■ WRITTEN EXERCISE
Sift the material for lines containing "wołowego", and return them.

■ Data entries
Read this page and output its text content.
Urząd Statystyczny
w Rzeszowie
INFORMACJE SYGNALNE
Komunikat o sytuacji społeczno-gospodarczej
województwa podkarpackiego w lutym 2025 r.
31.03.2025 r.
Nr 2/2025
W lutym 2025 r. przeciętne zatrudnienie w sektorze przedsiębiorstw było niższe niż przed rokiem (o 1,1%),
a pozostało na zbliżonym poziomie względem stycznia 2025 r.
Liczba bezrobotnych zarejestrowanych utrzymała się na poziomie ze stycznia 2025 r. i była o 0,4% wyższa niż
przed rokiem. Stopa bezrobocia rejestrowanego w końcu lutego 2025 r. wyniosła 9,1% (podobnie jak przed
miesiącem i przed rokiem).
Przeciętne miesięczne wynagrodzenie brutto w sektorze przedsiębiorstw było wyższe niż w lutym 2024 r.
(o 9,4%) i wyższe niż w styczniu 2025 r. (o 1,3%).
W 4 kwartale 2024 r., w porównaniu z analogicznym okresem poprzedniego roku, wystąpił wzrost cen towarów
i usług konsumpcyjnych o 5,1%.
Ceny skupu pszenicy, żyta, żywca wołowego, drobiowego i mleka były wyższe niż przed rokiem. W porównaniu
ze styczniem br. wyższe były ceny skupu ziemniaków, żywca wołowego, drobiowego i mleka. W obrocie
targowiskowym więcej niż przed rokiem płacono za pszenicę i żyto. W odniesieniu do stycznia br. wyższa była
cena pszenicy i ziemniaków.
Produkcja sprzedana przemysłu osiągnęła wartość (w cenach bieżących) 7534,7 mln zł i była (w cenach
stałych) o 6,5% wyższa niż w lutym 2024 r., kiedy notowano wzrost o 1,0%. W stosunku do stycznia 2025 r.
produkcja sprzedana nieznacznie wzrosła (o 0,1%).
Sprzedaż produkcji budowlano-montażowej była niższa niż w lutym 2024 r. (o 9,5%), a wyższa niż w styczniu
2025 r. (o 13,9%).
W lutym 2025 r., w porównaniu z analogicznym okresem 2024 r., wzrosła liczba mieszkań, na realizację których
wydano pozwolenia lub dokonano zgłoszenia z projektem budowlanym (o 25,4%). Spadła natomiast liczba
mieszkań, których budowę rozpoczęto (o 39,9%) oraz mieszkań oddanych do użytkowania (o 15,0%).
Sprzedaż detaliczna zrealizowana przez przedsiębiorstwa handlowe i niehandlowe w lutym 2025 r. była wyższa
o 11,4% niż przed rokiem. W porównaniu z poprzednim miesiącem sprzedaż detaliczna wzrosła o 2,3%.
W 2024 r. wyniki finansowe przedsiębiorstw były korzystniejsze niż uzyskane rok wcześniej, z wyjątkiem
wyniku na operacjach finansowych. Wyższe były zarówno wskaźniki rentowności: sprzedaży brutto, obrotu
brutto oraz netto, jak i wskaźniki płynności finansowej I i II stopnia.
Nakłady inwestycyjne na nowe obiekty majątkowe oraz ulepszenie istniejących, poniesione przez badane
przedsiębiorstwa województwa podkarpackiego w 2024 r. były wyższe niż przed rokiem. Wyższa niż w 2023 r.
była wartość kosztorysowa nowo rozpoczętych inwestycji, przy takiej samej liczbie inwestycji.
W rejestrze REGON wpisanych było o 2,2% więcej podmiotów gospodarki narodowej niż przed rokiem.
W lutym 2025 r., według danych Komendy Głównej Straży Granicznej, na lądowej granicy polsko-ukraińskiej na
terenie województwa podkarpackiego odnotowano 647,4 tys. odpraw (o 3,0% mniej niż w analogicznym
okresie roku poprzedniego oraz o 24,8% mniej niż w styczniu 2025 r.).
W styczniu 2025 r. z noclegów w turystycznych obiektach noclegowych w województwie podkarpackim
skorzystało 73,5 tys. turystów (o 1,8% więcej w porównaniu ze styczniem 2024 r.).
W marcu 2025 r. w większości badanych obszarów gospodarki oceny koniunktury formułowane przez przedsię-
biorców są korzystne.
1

■ SOLUTION FOR THIS EXERCISE
Ceny skupu pszenicy, żyta, żywca wołowego, drobiowego i mleka były wyższe niż przed rokiem. W porównaniu
ze styczniem br. wyższe były ceny skupu ziemniaków, żywca wołowego, drobiowego i mleka. W obrocie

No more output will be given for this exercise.